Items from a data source

==================================================

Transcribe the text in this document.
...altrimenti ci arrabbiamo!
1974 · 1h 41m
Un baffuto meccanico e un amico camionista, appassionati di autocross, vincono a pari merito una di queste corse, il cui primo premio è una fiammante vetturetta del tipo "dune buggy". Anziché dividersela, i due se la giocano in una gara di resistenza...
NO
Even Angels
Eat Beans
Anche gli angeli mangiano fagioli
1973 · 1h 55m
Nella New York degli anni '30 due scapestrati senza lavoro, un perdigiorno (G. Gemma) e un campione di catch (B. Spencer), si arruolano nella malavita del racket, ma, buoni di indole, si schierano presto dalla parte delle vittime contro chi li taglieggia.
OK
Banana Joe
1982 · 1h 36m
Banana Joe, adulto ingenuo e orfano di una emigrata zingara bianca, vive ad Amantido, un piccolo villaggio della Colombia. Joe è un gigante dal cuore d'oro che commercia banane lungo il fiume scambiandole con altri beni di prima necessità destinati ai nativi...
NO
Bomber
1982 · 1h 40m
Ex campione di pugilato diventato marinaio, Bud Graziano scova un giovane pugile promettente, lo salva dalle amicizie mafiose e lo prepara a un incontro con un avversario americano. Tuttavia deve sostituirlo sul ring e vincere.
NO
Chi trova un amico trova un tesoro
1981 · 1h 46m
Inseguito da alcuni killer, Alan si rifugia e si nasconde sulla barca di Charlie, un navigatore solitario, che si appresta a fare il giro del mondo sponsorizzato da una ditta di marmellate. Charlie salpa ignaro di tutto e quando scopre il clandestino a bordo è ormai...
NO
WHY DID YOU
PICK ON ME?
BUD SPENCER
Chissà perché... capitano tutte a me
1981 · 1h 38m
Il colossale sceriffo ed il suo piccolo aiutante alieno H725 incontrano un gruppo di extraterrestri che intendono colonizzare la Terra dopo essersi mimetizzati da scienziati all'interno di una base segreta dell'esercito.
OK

==================================================

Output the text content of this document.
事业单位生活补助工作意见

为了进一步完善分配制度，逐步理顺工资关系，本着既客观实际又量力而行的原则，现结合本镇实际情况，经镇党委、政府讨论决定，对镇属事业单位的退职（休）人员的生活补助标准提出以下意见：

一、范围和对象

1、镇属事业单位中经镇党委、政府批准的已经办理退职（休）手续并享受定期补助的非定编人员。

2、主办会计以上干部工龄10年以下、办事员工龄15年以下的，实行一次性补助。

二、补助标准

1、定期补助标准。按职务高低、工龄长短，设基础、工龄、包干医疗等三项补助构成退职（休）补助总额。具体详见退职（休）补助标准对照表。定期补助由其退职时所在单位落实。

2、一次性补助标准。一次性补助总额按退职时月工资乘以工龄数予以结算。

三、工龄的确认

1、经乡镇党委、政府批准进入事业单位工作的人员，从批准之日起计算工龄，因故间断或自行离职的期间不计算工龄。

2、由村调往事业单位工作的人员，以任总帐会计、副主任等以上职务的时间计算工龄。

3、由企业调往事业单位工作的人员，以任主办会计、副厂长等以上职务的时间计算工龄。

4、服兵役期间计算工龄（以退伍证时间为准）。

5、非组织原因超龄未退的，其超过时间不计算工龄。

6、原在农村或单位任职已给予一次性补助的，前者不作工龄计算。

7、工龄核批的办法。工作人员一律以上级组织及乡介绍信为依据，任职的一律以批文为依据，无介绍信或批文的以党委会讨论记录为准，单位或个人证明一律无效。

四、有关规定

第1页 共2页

==================================================

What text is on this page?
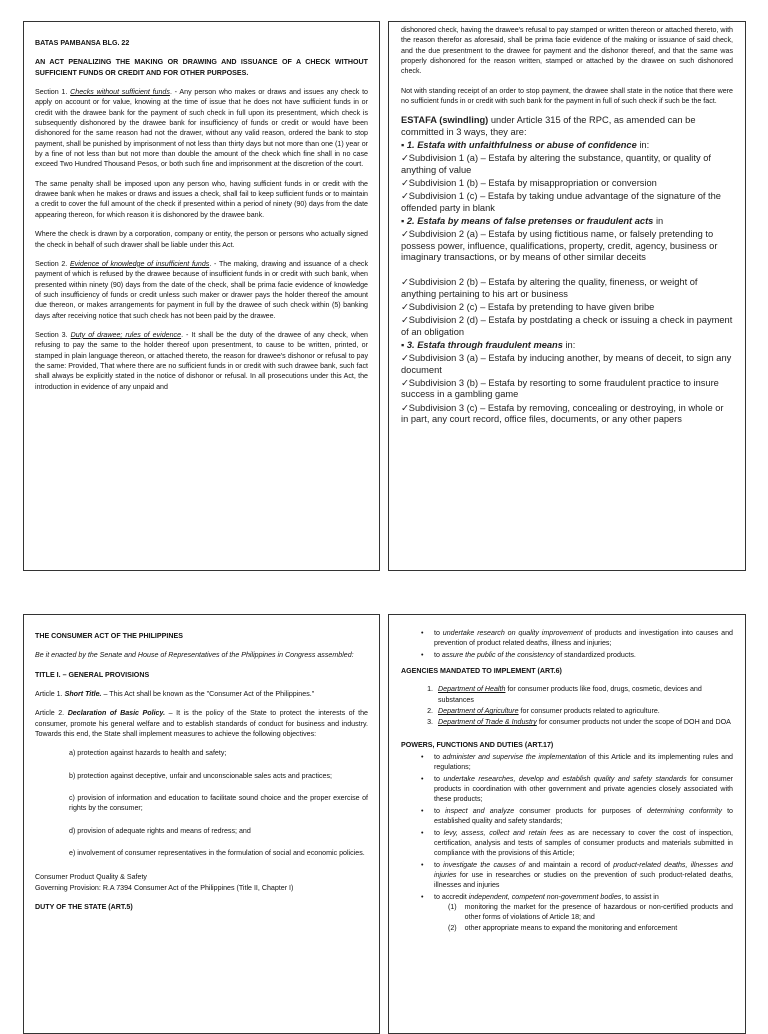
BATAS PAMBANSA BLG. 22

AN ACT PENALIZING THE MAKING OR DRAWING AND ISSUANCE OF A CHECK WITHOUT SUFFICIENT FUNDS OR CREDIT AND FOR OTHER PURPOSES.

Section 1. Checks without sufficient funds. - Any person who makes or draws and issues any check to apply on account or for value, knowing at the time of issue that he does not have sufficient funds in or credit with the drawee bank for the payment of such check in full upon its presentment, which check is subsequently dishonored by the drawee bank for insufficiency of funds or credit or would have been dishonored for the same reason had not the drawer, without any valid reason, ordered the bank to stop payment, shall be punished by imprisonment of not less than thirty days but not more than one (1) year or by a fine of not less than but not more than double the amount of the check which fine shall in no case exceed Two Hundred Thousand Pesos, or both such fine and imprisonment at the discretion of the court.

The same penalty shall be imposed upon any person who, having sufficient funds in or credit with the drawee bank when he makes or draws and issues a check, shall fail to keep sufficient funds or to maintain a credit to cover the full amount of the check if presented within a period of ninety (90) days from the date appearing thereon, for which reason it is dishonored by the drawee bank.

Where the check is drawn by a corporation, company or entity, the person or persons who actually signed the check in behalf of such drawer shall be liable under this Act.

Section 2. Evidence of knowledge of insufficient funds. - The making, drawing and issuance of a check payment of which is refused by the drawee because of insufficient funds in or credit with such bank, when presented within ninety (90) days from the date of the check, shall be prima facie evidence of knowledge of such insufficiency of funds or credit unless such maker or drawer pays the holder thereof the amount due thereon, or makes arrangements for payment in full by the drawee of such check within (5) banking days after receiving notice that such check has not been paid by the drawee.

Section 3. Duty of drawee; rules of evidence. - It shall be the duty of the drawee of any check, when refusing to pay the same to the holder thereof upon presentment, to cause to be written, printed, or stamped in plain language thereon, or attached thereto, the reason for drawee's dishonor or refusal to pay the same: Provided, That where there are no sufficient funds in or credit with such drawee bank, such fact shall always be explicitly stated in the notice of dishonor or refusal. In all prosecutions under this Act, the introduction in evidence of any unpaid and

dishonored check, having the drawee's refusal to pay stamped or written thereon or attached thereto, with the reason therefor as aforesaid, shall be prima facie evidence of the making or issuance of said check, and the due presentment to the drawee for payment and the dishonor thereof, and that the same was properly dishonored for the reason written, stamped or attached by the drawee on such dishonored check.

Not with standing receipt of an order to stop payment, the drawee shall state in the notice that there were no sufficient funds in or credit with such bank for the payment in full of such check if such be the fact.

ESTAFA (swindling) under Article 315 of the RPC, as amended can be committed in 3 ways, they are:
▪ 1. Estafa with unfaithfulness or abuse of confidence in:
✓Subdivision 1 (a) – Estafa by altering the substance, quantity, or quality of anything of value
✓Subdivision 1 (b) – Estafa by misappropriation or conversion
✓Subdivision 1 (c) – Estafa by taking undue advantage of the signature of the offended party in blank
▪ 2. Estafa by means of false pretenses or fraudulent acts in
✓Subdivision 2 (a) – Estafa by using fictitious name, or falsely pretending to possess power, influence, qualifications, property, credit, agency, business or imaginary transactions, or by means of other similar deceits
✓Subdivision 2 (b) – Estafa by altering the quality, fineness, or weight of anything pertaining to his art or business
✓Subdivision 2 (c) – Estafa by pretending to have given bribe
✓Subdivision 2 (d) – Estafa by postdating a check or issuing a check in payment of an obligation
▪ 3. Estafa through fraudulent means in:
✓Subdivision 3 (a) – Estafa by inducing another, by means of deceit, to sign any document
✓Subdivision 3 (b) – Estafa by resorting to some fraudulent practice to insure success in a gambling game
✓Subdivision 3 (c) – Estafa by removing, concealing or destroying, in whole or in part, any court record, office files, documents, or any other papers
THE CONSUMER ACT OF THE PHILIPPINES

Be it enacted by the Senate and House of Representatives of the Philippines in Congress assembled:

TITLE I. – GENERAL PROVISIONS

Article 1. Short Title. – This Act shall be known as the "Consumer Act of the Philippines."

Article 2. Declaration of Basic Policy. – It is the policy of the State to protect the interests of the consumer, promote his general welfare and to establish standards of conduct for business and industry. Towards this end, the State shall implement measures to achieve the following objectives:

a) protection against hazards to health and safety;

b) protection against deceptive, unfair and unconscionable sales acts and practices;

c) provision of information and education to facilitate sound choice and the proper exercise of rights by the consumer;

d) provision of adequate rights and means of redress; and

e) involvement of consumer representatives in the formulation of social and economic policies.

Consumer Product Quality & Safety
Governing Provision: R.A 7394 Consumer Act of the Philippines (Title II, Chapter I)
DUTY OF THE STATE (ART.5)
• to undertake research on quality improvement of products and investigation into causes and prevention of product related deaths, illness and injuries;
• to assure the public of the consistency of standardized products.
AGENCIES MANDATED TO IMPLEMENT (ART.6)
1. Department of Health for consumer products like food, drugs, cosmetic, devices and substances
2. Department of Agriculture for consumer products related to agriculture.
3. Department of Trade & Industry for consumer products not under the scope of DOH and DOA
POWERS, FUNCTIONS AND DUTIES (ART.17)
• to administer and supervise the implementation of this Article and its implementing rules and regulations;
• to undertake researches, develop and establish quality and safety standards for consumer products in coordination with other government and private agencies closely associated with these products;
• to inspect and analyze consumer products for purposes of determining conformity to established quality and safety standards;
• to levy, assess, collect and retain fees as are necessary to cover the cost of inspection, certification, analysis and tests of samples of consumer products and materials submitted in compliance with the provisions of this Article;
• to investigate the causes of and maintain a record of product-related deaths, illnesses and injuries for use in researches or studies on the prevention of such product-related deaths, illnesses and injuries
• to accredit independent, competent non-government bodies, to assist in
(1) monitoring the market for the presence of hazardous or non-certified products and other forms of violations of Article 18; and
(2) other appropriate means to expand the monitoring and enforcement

==================================================

→ Stated problem: Give only the number of lines in the records that include the word "government".

→ Exercise answer: 2